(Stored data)
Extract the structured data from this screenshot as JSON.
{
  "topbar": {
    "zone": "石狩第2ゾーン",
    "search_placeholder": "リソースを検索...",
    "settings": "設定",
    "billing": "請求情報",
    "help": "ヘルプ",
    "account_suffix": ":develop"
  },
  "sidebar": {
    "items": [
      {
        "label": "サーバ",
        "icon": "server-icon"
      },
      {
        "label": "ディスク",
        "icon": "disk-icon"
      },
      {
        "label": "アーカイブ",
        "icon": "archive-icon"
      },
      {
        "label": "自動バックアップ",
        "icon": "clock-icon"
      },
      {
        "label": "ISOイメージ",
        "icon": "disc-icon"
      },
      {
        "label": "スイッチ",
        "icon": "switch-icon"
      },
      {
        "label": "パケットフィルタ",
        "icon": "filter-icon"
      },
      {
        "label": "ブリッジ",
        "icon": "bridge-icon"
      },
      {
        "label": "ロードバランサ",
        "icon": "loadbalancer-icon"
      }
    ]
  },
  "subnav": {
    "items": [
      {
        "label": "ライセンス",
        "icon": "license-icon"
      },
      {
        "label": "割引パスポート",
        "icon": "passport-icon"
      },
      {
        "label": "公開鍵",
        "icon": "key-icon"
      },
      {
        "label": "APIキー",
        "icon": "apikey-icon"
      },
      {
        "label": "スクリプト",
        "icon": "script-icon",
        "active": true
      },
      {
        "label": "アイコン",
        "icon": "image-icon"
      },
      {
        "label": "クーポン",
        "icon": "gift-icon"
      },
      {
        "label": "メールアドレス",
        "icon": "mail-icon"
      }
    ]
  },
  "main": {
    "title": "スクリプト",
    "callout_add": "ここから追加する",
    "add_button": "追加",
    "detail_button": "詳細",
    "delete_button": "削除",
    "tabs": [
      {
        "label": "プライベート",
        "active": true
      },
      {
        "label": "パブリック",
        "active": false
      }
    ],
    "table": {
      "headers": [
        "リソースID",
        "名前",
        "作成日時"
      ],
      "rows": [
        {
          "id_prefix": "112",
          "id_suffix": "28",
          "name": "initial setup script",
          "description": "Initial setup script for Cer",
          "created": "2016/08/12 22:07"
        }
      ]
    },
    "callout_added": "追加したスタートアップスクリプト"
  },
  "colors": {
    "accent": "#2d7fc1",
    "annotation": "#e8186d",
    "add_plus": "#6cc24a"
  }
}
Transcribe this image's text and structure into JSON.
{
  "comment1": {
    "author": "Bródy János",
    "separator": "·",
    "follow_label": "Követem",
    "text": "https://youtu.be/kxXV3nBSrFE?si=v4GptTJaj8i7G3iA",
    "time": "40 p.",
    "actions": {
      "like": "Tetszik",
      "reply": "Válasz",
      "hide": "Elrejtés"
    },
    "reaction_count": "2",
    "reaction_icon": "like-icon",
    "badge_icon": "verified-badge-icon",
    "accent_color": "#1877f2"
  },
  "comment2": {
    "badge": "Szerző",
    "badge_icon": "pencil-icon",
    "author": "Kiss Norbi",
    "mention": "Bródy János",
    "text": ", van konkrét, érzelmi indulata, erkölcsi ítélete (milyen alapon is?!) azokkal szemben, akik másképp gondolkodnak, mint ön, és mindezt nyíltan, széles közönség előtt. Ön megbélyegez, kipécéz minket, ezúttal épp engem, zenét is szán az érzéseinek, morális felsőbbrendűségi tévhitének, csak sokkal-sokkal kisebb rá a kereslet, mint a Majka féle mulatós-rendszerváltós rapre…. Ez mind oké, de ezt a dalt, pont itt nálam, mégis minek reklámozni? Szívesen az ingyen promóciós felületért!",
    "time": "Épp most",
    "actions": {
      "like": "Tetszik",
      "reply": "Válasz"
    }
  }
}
---
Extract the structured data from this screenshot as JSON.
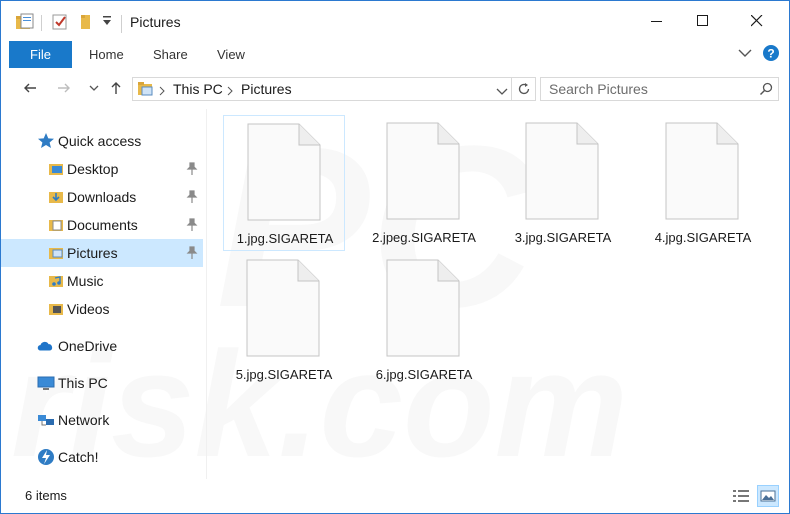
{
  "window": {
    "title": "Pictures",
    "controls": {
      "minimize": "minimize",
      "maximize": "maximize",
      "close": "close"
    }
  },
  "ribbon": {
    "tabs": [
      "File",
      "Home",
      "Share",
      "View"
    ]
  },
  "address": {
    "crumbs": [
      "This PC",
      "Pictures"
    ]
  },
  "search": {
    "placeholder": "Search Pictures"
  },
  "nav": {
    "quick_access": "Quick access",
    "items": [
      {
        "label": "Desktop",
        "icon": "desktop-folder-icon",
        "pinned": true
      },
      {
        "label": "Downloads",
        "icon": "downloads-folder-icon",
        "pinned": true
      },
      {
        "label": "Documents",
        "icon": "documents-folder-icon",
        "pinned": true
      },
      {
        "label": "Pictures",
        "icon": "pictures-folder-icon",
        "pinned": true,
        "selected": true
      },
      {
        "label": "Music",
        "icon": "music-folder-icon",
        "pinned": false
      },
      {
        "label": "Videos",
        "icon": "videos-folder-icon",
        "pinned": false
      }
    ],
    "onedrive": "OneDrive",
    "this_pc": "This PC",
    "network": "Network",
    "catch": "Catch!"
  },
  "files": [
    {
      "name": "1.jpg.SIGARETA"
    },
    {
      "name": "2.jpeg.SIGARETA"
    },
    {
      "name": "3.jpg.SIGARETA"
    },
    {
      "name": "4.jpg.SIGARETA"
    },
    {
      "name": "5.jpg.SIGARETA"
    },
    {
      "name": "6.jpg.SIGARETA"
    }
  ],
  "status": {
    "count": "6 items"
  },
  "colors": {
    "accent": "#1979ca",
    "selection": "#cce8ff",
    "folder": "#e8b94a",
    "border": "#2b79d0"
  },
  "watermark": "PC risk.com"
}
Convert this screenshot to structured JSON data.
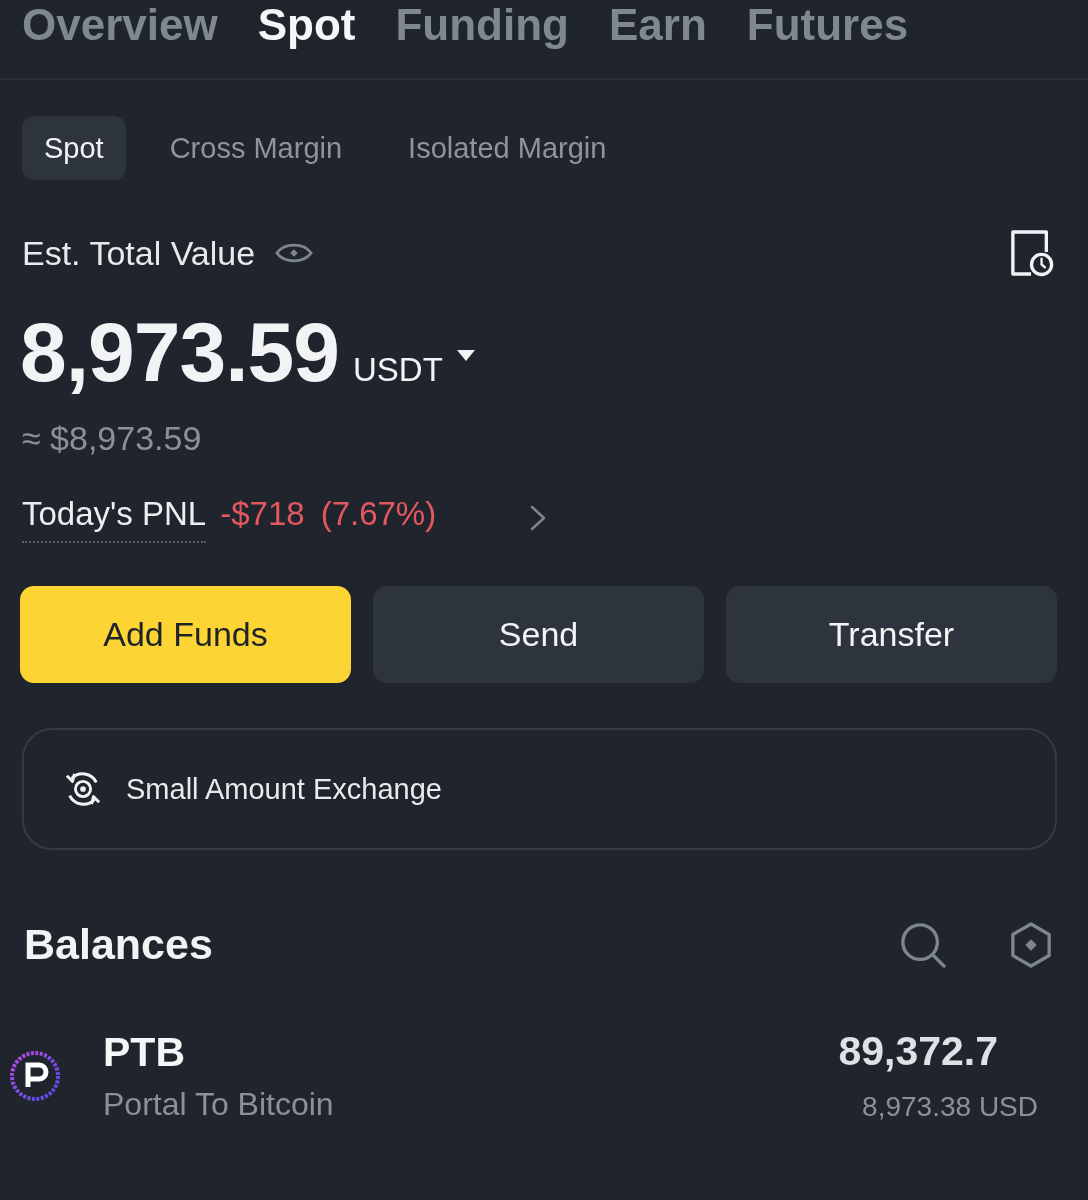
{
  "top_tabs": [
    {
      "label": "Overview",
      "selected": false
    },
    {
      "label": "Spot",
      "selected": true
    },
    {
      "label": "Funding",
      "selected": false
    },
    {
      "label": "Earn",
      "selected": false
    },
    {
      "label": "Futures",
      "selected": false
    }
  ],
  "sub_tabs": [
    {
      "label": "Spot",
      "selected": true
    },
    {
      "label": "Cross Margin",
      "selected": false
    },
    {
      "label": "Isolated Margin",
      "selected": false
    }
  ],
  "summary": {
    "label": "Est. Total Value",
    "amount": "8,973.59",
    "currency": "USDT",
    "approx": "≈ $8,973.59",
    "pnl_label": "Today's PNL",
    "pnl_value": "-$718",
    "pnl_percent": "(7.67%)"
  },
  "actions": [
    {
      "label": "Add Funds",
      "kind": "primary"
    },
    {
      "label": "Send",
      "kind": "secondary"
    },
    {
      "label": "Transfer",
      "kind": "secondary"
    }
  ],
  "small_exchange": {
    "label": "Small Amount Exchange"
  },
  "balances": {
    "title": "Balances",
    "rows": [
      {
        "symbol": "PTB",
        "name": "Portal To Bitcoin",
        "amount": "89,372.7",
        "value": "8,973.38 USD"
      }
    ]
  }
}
---
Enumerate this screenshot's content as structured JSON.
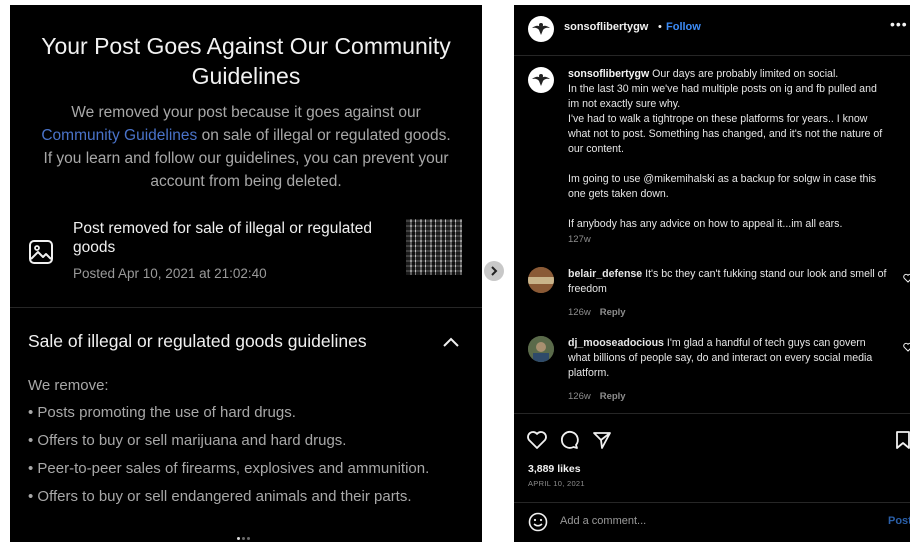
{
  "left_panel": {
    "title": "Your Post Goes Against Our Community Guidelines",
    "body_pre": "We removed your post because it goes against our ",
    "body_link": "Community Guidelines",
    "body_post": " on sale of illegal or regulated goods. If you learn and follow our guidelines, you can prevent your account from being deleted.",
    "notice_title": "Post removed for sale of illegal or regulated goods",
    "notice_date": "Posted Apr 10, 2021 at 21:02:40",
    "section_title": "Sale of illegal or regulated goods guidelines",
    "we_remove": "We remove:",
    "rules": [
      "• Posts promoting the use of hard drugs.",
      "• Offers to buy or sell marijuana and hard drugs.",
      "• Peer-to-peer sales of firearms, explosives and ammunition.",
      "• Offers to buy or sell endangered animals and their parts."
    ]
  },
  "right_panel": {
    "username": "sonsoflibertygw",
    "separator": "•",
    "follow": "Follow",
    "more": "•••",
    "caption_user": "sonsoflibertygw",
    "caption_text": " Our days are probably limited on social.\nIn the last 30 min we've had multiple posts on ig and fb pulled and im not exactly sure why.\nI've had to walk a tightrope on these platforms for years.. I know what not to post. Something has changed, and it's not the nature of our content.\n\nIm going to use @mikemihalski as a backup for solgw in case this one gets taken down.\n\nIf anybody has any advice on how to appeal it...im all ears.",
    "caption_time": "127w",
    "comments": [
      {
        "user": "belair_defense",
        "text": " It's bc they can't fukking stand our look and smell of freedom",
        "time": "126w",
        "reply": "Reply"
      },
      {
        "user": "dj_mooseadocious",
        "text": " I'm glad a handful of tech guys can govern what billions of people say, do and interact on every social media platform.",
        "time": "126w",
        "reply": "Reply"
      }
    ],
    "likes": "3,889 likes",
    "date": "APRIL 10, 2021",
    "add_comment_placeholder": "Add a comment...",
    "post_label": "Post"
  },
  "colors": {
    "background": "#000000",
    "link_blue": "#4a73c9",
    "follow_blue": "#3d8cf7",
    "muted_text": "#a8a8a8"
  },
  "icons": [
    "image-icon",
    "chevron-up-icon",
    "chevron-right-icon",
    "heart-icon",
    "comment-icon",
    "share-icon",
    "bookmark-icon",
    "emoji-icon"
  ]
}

Given task: Output nothing but the number of lines in the data containing the string "structured".

Problem solution: 4